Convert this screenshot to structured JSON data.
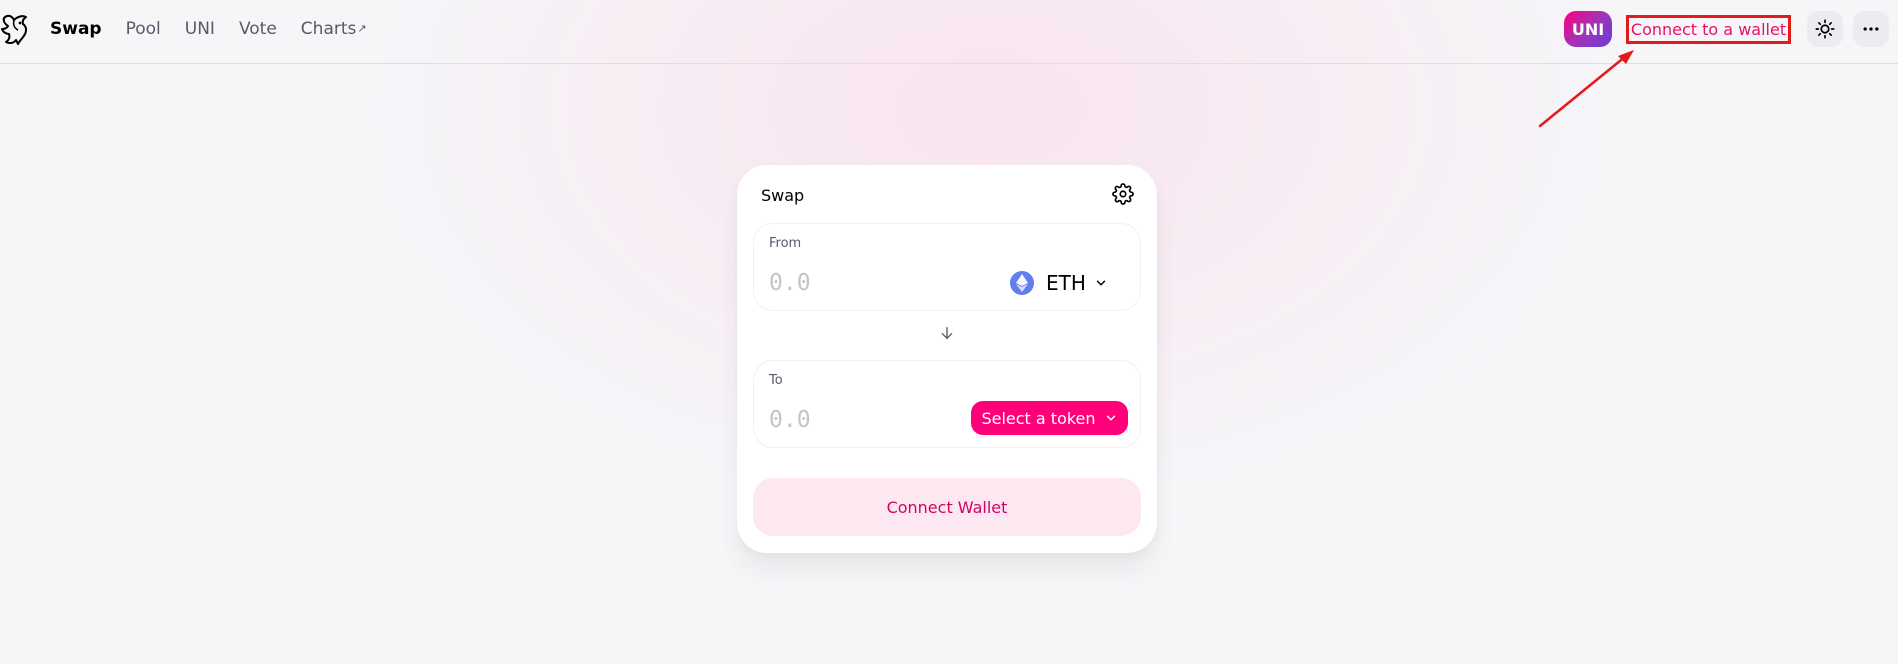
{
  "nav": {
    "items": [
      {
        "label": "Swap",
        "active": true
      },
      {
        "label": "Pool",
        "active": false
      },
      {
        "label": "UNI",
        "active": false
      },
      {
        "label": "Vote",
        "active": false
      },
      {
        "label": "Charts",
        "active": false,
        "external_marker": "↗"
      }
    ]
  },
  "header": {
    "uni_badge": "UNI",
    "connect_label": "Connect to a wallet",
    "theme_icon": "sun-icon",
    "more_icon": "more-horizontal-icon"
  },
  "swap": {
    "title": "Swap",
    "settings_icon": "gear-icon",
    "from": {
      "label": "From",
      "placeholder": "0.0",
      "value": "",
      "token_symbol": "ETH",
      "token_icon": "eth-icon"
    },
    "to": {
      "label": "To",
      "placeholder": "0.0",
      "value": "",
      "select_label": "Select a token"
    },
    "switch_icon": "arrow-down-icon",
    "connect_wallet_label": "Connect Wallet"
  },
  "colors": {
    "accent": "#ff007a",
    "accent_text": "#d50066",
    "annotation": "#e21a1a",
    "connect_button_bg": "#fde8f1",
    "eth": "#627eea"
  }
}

-- -- --

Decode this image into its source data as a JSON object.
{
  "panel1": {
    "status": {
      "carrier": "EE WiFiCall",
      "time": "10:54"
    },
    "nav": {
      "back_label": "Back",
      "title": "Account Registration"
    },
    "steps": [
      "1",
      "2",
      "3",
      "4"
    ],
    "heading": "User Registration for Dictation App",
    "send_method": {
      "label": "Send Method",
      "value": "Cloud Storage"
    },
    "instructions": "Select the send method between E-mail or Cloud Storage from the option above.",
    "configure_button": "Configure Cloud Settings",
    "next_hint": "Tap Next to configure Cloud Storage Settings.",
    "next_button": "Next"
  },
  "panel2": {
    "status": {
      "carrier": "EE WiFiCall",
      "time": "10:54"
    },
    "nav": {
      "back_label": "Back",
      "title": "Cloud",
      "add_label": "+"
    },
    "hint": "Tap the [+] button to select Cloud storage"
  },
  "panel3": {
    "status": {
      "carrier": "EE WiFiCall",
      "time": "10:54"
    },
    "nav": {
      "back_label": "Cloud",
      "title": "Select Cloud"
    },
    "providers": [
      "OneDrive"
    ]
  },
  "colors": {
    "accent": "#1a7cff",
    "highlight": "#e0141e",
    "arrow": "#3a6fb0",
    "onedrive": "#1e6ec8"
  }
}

-- -- --

Pull every line containing "Next" out of the records.

- Completed exercise
    "next_hint": "Tap Next to configure Cloud Storage Settings.",
    "next_button": "Next"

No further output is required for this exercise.